**Dataset rows about figures**:
>>>

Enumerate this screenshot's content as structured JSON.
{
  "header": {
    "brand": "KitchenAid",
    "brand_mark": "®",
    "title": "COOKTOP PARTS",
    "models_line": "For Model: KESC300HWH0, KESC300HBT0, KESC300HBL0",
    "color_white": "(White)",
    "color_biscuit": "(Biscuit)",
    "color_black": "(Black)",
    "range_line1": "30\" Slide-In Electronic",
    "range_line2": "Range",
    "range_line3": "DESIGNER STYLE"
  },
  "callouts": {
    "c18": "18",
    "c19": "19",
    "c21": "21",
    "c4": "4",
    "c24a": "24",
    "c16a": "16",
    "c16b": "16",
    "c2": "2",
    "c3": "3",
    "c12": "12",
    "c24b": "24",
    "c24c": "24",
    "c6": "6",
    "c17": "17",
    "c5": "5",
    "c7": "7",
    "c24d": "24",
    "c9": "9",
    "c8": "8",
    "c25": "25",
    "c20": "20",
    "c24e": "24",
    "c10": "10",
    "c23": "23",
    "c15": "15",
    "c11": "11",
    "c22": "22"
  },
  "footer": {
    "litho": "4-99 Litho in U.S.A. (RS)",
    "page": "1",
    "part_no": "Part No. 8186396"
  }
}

<<<

**Instructions to follow**:
Reproduce the whole listing word for word.

**Solution for this exercise**:
Enumerate this screenshot's content as structured JSON.
{
  "header": {
    "brand": "KitchenAid",
    "brand_mark": "®",
    "title": "COOKTOP PARTS",
    "models_line": "For Model: KESC300HWH0, KESC300HBT0, KESC300HBL0",
    "color_white": "(White)",
    "color_biscuit": "(Biscuit)",
    "color_black": "(Black)",
    "range_line1": "30\" Slide-In Electronic",
    "range_line2": "Range",
    "range_line3": "DESIGNER STYLE"
  },
  "callouts": {
    "c18": "18",
    "c19": "19",
    "c21": "21",
    "c4": "4",
    "c24a": "24",
    "c16a": "16",
    "c16b": "16",
    "c2": "2",
    "c3": "3",
    "c12": "12",
    "c24b": "24",
    "c24c": "24",
    "c6": "6",
    "c17": "17",
    "c5": "5",
    "c7": "7",
    "c24d": "24",
    "c9": "9",
    "c8": "8",
    "c25": "25",
    "c20": "20",
    "c24e": "24",
    "c10": "10",
    "c23": "23",
    "c15": "15",
    "c11": "11",
    "c22": "22"
  },
  "footer": {
    "litho": "4-99 Litho in U.S.A. (RS)",
    "page": "1",
    "part_no": "Part No. 8186396"
  }
}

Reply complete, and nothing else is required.